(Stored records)
════════════════════
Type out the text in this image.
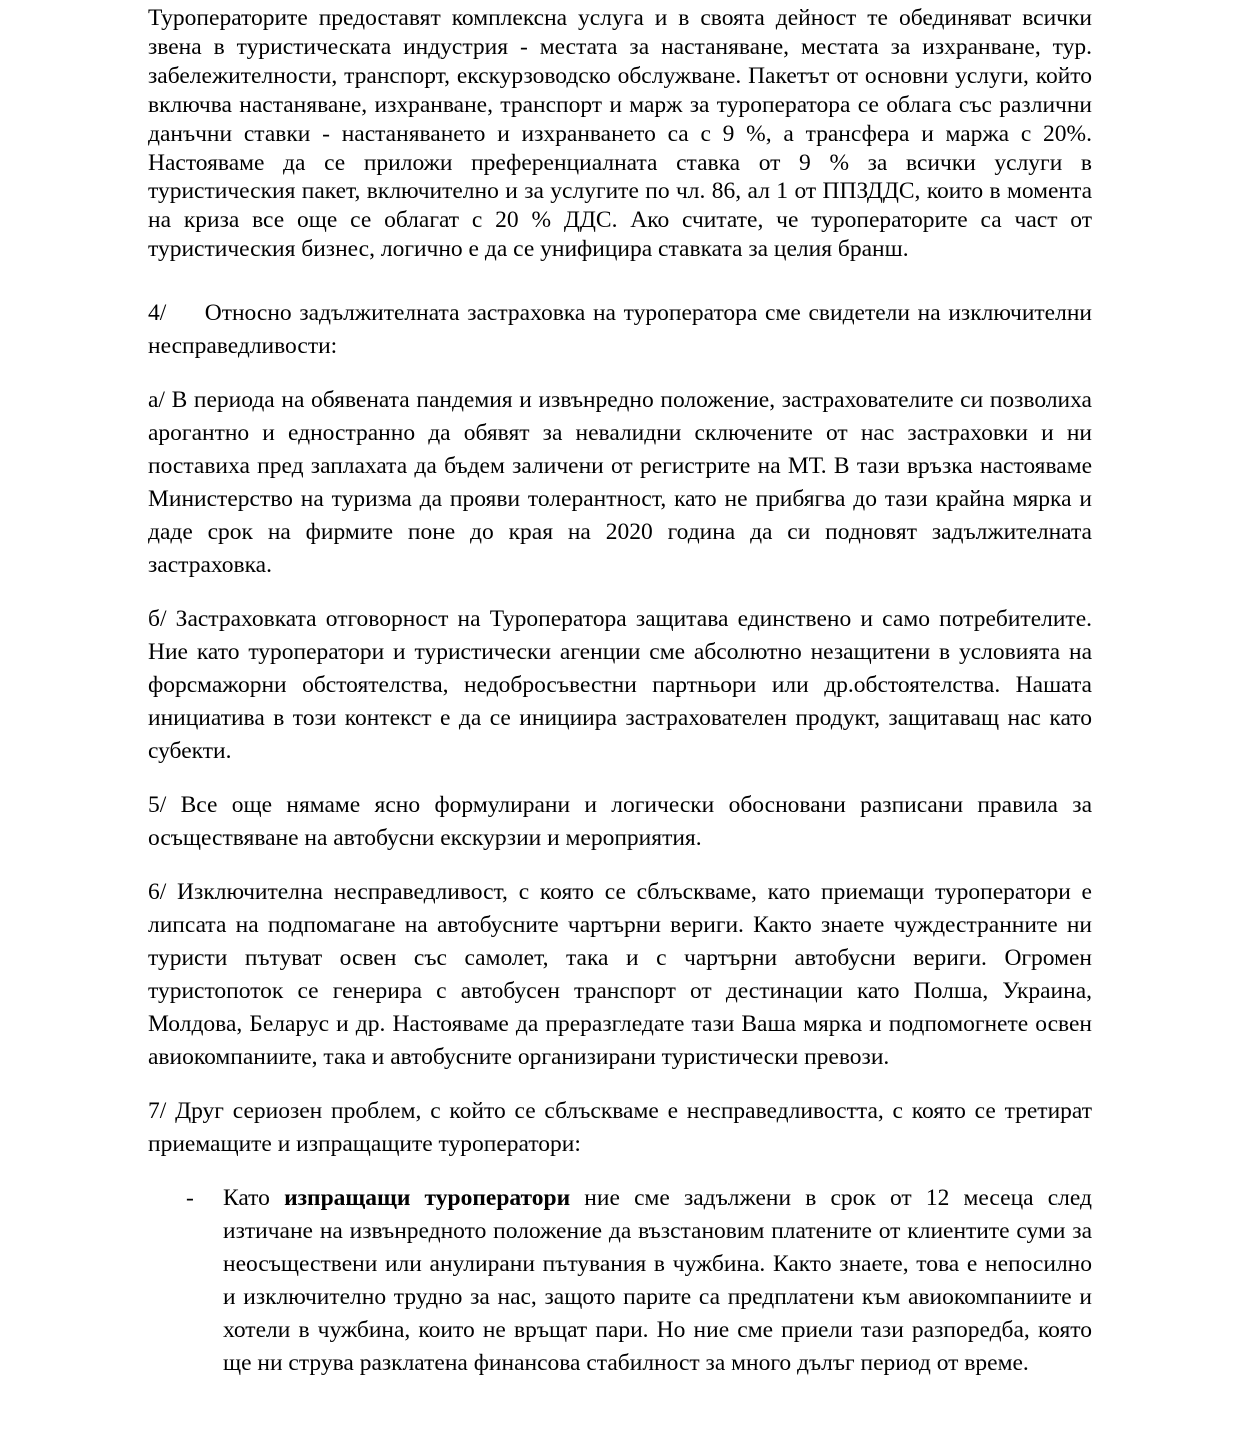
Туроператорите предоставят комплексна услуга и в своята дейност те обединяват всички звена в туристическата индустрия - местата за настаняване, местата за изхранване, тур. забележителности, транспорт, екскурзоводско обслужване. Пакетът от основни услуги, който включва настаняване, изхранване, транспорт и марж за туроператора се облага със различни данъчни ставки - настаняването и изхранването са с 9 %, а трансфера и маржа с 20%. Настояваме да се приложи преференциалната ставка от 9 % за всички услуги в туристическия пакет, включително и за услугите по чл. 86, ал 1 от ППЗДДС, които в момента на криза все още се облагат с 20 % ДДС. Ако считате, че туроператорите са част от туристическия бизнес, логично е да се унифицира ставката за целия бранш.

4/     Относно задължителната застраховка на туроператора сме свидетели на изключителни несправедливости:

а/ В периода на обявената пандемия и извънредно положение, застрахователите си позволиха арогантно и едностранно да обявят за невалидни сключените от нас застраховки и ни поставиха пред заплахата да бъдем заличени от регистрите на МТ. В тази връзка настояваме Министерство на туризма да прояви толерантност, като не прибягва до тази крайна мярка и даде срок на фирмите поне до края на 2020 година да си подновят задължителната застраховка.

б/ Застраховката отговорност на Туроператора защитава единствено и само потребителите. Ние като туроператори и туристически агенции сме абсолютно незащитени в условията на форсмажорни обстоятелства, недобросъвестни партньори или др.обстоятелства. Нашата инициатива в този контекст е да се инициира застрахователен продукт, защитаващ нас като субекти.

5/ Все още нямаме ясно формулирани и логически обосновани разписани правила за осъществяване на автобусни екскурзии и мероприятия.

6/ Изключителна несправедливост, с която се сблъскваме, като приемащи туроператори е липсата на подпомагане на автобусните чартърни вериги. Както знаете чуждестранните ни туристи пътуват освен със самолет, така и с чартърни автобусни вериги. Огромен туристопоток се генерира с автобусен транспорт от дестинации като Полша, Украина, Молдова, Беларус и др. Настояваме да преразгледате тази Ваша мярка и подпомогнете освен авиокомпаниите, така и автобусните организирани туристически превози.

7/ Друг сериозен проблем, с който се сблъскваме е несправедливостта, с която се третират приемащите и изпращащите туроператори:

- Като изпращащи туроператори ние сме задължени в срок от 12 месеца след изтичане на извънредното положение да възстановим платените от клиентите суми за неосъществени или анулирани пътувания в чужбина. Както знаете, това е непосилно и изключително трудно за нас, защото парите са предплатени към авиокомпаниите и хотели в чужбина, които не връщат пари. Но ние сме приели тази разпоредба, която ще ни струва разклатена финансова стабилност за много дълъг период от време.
════════════════════
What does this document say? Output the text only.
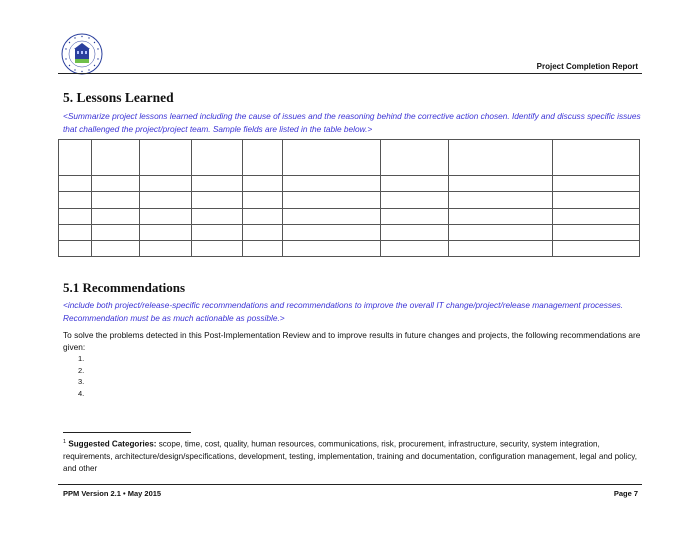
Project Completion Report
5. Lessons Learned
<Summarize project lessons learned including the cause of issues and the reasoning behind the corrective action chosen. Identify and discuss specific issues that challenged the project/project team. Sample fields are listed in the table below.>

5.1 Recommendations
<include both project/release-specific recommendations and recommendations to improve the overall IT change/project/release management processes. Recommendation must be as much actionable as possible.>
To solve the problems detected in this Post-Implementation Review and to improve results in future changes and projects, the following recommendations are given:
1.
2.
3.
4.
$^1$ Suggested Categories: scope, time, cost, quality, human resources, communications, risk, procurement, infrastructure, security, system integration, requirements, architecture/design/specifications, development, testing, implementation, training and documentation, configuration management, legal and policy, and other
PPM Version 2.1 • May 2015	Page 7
════════════════════
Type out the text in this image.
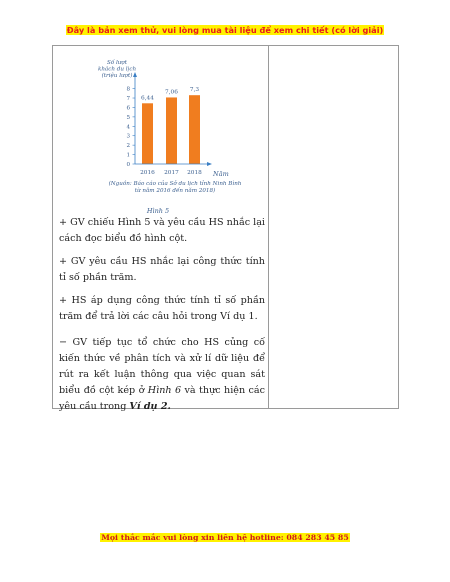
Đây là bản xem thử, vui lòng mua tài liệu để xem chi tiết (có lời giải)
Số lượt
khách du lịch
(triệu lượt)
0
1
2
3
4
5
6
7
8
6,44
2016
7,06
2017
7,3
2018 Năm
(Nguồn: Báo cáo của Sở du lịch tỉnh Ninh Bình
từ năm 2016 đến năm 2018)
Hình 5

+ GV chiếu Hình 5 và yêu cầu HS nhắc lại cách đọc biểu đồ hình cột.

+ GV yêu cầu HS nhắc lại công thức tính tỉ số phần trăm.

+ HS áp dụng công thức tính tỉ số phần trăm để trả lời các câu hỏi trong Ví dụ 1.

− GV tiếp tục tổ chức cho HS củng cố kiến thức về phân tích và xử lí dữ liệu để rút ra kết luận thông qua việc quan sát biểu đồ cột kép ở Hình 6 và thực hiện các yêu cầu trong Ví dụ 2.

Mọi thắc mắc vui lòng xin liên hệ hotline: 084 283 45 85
════════════════════
• [AIM OF THE TASK] Using the records above, list each line that includes "Както".

• [CORRECT RESULT]
6/ Изключителна несправедливост, с която се сблъскваме, като приемащи туроператори е липсата на подпомагане на автобусните чартърни вериги. Както знаете чуждестранните ни туристи пътуват освен със самолет, така и с чартърни автобусни вериги. Огромен туристопоток се генерира с автобусен транспорт от дестинации като Полша, Украина, Молдова, Беларус и др. Настояваме да преразгледате тази Ваша мярка и подпомогнете освен авиокомпаниите, така и автобусните организирани туристически превози.
- Като изпращащи туроператори ние сме задължени в срок от 12 месеца след изтичане на извънредното положение да възстановим платените от клиентите суми за неосъществени или анулирани пътувания в чужбина. Както знаете, това е непосилно и изключително трудно за нас, защото парите са предплатени към авиокомпаниите и хотели в чужбина, които не връщат пари. Но ние сме приели тази разпоредба, която ще ни струва разклатена финансова стабилност за много дълъг период от време.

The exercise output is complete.